**SUPPLIED DATA:**
━━━━━━━━━━━━━━━━━━━━━━━━━━━━━━

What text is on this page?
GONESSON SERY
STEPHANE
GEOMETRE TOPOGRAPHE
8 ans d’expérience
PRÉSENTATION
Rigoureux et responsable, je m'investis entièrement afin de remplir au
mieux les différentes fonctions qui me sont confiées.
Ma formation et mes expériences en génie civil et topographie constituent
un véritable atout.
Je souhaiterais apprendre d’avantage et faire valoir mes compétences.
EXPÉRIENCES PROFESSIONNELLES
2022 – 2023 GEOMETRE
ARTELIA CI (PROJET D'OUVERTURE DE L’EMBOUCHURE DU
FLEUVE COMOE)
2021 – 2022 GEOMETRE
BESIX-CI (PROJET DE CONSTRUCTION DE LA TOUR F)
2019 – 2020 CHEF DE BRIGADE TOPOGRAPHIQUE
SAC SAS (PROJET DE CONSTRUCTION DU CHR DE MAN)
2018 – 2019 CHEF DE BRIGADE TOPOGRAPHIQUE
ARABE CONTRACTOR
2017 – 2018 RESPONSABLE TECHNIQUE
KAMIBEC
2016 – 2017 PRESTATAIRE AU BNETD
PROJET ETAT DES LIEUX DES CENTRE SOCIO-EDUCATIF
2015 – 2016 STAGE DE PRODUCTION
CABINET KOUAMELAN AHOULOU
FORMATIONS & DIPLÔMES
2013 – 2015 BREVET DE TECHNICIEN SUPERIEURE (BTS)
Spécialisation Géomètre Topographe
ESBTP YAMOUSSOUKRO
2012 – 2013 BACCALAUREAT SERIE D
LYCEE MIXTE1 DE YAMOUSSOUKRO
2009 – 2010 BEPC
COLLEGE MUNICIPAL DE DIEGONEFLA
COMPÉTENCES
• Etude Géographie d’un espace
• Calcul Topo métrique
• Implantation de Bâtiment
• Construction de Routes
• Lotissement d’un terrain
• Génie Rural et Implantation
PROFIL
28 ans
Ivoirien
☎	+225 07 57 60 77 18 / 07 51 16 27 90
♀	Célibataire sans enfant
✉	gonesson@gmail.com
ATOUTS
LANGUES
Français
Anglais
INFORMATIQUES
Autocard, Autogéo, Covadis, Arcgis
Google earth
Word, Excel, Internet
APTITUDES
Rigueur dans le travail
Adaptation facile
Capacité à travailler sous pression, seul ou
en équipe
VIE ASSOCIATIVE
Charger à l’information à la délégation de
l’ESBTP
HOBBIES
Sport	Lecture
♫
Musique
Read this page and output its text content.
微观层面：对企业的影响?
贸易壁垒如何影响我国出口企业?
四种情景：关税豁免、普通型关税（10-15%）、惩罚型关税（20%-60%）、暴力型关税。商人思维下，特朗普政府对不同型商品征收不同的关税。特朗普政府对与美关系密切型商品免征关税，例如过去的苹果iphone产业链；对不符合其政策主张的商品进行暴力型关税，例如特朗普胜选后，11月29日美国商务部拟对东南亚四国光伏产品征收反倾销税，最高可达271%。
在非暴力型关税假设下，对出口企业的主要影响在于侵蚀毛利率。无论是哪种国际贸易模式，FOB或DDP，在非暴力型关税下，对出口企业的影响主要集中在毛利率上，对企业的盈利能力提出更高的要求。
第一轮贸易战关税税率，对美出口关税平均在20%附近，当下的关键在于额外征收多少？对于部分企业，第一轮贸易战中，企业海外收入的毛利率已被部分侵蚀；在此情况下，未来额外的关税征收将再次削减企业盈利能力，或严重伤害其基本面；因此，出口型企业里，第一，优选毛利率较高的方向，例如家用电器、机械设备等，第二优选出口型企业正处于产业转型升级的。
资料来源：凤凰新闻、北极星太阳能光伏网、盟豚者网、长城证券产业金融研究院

━━━━━━━━━━━━━━━━━━━━━━━━━━━━━━

**WORK TO COMPLETE:**
Everything from the line that contains "Read this page and output its text content." through the end of the records must be duplicated exactly, and nothing outside that range.

**EXERCISE SOLUTION:**
Read this page and output its text content.
微观层面：对企业的影响?
贸易壁垒如何影响我国出口企业?
四种情景：关税豁免、普通型关税（10-15%）、惩罚型关税（20%-60%）、暴力型关税。商人思维下，特朗普政府对不同型商品征收不同的关税。特朗普政府对与美关系密切型商品免征关税，例如过去的苹果iphone产业链；对不符合其政策主张的商品进行暴力型关税，例如特朗普胜选后，11月29日美国商务部拟对东南亚四国光伏产品征收反倾销税，最高可达271%。
在非暴力型关税假设下，对出口企业的主要影响在于侵蚀毛利率。无论是哪种国际贸易模式，FOB或DDP，在非暴力型关税下，对出口企业的影响主要集中在毛利率上，对企业的盈利能力提出更高的要求。
第一轮贸易战关税税率，对美出口关税平均在20%附近，当下的关键在于额外征收多少？对于部分企业，第一轮贸易战中，企业海外收入的毛利率已被部分侵蚀；在此情况下，未来额外的关税征收将再次削减企业盈利能力，或严重伤害其基本面；因此，出口型企业里，第一，优选毛利率较高的方向，例如家用电器、机械设备等，第二优选出口型企业正处于产业转型升级的。
资料来源：凤凰新闻、北极星太阳能光伏网、盟豚者网、长城证券产业金融研究院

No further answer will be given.